— begin —
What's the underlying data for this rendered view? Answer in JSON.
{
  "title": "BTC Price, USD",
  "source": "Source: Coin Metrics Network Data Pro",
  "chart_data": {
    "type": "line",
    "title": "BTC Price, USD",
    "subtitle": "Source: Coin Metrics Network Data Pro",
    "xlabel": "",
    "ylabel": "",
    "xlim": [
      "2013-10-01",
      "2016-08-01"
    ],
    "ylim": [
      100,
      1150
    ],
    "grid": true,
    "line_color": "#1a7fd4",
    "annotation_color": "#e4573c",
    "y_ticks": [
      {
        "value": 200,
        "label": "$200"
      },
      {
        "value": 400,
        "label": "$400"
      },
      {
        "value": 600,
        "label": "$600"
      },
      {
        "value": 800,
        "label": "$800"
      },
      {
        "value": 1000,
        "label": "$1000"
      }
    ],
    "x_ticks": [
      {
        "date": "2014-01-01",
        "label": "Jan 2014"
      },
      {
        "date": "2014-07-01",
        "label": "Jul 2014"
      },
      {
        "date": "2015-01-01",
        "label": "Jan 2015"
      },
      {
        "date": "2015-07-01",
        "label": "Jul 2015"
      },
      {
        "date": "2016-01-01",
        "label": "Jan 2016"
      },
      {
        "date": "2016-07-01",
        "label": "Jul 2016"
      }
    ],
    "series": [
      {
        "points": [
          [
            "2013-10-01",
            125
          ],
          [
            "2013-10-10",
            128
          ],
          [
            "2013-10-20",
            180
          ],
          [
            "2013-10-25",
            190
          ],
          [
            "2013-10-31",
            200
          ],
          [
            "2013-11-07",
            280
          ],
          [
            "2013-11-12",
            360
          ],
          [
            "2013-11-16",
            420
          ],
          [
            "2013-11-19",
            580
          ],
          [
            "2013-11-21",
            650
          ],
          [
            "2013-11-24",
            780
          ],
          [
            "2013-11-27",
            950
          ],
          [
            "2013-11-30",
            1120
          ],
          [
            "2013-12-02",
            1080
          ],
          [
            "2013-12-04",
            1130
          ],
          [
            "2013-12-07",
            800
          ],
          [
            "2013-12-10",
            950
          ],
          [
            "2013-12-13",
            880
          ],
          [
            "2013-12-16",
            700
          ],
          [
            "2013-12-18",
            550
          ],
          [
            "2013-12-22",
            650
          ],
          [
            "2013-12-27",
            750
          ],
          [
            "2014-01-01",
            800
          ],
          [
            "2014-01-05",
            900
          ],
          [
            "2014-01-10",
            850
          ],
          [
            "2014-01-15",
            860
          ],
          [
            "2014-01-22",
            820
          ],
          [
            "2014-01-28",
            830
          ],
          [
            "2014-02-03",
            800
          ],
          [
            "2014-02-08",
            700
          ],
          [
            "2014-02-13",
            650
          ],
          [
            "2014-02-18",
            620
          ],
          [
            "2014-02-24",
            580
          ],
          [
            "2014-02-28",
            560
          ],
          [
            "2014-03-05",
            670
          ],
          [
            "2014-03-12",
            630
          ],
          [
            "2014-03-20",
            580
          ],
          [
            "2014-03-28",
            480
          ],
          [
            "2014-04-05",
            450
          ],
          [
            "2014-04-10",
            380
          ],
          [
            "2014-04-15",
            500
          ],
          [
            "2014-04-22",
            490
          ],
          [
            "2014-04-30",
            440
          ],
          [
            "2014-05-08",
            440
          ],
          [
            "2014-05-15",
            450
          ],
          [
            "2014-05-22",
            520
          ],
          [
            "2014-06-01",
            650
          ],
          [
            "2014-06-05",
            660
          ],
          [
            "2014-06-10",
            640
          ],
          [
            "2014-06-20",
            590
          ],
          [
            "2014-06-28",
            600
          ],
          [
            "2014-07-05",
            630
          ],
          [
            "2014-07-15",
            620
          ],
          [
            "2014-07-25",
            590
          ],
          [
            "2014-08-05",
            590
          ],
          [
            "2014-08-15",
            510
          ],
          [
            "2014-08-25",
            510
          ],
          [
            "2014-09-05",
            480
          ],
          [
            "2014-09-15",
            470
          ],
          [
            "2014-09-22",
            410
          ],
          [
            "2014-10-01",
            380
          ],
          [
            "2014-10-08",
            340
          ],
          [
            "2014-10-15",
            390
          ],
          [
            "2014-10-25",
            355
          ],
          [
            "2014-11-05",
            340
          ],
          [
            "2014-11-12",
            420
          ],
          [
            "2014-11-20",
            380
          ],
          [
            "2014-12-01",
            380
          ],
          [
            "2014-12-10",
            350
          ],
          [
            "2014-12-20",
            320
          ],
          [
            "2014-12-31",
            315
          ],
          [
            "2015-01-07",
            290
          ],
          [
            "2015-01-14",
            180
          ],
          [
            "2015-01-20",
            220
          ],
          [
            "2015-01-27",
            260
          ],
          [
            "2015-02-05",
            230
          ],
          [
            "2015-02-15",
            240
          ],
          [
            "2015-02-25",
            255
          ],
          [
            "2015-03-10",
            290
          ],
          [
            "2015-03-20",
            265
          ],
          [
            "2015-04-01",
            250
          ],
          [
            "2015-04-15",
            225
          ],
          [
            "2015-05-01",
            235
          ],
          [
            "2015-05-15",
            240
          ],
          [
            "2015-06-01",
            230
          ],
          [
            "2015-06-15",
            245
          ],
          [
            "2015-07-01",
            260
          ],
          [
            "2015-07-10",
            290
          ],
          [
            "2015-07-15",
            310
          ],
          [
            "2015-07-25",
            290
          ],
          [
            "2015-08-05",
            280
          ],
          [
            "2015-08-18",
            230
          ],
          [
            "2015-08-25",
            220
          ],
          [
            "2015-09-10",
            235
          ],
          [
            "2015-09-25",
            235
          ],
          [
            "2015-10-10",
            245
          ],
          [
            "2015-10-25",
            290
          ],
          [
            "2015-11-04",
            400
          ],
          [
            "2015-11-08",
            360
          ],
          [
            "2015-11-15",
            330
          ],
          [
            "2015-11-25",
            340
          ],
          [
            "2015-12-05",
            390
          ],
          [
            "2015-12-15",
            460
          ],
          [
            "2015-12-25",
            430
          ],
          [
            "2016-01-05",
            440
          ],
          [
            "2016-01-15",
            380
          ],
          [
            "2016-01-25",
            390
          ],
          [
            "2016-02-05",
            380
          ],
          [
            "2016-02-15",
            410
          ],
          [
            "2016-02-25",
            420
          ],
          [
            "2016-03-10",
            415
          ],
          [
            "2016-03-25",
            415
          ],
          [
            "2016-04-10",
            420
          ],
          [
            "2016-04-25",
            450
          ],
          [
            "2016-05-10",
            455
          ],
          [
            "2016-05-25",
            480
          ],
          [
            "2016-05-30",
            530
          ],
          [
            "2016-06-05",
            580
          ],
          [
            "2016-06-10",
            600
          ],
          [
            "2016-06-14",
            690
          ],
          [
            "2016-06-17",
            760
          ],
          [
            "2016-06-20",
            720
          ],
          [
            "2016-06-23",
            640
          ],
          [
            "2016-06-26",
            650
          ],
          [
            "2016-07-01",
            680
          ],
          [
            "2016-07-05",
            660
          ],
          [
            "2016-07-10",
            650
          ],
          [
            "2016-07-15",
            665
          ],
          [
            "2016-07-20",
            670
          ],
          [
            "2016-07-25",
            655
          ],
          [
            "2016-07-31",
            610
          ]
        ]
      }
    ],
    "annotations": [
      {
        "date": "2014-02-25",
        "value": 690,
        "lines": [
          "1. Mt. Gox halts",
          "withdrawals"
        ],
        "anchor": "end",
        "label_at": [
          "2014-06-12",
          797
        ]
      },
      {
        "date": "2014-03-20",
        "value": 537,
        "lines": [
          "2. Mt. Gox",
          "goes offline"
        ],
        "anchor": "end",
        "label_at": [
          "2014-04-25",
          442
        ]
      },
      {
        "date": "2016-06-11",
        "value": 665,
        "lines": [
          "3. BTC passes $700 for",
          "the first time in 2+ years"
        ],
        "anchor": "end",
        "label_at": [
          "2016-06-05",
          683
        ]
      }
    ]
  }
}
— end —
What you are asked to do
Gather all lines of the records that include the word "date".

Exercise response
        "date": "2014-01-01",
        "date": "2014-07-01",
        "date": "2015-01-01",
        "date": "2015-07-01",
        "date": "2016-01-01",
        "date": "2016-07-01",
        "date": "2014-02-25",
        "date": "2014-03-20",
        "date": "2016-06-11",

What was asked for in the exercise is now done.